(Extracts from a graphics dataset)
○ ○ ○ ○

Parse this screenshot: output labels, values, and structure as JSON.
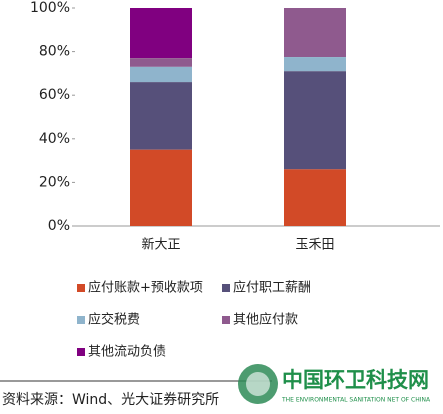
{
  "chart_data": {
    "type": "stacked_bar",
    "categories": [
      "新大正",
      "玉禾田"
    ],
    "series": [
      {
        "name": "应付账款+预收款项",
        "color": "#d24a27",
        "values": [
          35,
          26
        ]
      },
      {
        "name": "应付职工薪酬",
        "color": "#56507a",
        "values": [
          31,
          45
        ]
      },
      {
        "name": "应交税费",
        "color": "#8fb4cc",
        "values": [
          7,
          6.5
        ]
      },
      {
        "name": "其他应付款",
        "color": "#8f5a8e",
        "values": [
          4,
          22.5
        ]
      },
      {
        "name": "其他流动负债",
        "color": "#800080",
        "values": [
          23,
          0
        ]
      }
    ],
    "ylim": [
      0,
      100
    ],
    "yticks": [
      {
        "value": 0,
        "label": "0%"
      },
      {
        "value": 20,
        "label": "20%"
      },
      {
        "value": 40,
        "label": "40%"
      },
      {
        "value": 60,
        "label": "60%"
      },
      {
        "value": 80,
        "label": "80%"
      },
      {
        "value": 100,
        "label": "100%"
      }
    ]
  },
  "source": "资料来源：Wind、光大证券研究所",
  "watermark": {
    "title": "中国环卫科技网",
    "subtitle": "THE ENVIRONMENTAL SANITATION NET OF CHINA"
  }
}
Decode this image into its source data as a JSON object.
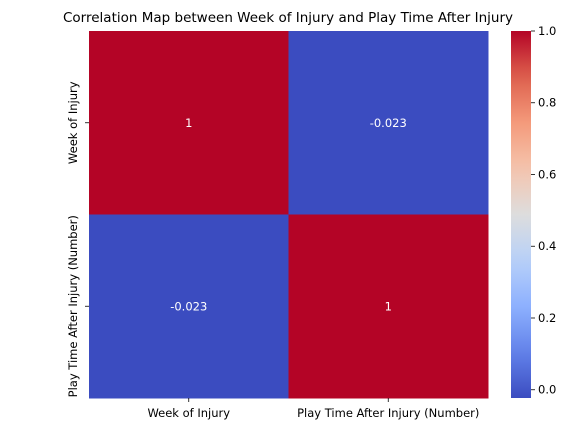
{
  "chart_data": {
    "type": "heatmap",
    "title": "Correlation Map between Week of Injury and Play Time After Injury",
    "x_categories": [
      "Week of Injury",
      "Play Time After Injury (Number)"
    ],
    "y_categories": [
      "Week of Injury",
      "Play Time After Injury (Number)"
    ],
    "values": [
      [
        1,
        -0.023
      ],
      [
        -0.023,
        1
      ]
    ],
    "cell_labels": [
      [
        "1",
        "-0.023"
      ],
      [
        "-0.023",
        "1"
      ]
    ],
    "colormap": "coolwarm",
    "vmin": -0.023,
    "vmax": 1,
    "colorbar_ticks": [
      0.0,
      0.2,
      0.4,
      0.6,
      0.8,
      1.0
    ],
    "colorbar_tick_labels": [
      "0.0",
      "0.2",
      "0.4",
      "0.6",
      "0.8",
      "1.0"
    ],
    "colors": {
      "low": "#3b4cc0",
      "mid": "#dddddd",
      "high": "#b40426",
      "cell_text": "#ffffff"
    }
  }
}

○ ○ ○ ○

Copy every record above exactly, leaving out the pictures.

Parse this screenshot: output labels, values, and structure as JSON.
{
  "chart_data": {
    "type": "stacked_bar",
    "categories": [
      "新大正",
      "玉禾田"
    ],
    "series": [
      {
        "name": "应付账款+预收款项",
        "color": "#d24a27",
        "values": [
          35,
          26
        ]
      },
      {
        "name": "应付职工薪酬",
        "color": "#56507a",
        "values": [
          31,
          45
        ]
      },
      {
        "name": "应交税费",
        "color": "#8fb4cc",
        "values": [
          7,
          6.5
        ]
      },
      {
        "name": "其他应付款",
        "color": "#8f5a8e",
        "values": [
          4,
          22.5
        ]
      },
      {
        "name": "其他流动负债",
        "color": "#800080",
        "values": [
          23,
          0
        ]
      }
    ],
    "ylim": [
      0,
      100
    ],
    "yticks": [
      {
        "value": 0,
        "label": "0%"
      },
      {
        "value": 20,
        "label": "20%"
      },
      {
        "value": 40,
        "label": "40%"
      },
      {
        "value": 60,
        "label": "60%"
      },
      {
        "value": 80,
        "label": "80%"
      },
      {
        "value": 100,
        "label": "100%"
      }
    ]
  },
  "source": "资料来源：Wind、光大证券研究所",
  "watermark": {
    "title": "中国环卫科技网",
    "subtitle": "THE ENVIRONMENTAL SANITATION NET OF CHINA"
  }
}
Decode this image into its source data as a JSON object.
{
  "chart_data": {
    "type": "heatmap",
    "title": "Correlation Map between Week of Injury and Play Time After Injury",
    "x_categories": [
      "Week of Injury",
      "Play Time After Injury (Number)"
    ],
    "y_categories": [
      "Week of Injury",
      "Play Time After Injury (Number)"
    ],
    "values": [
      [
        1,
        -0.023
      ],
      [
        -0.023,
        1
      ]
    ],
    "cell_labels": [
      [
        "1",
        "-0.023"
      ],
      [
        "-0.023",
        "1"
      ]
    ],
    "colormap": "coolwarm",
    "vmin": -0.023,
    "vmax": 1,
    "colorbar_ticks": [
      0.0,
      0.2,
      0.4,
      0.6,
      0.8,
      1.0
    ],
    "colorbar_tick_labels": [
      "0.0",
      "0.2",
      "0.4",
      "0.6",
      "0.8",
      "1.0"
    ],
    "colors": {
      "low": "#3b4cc0",
      "mid": "#dddddd",
      "high": "#b40426",
      "cell_text": "#ffffff"
    }
  }
}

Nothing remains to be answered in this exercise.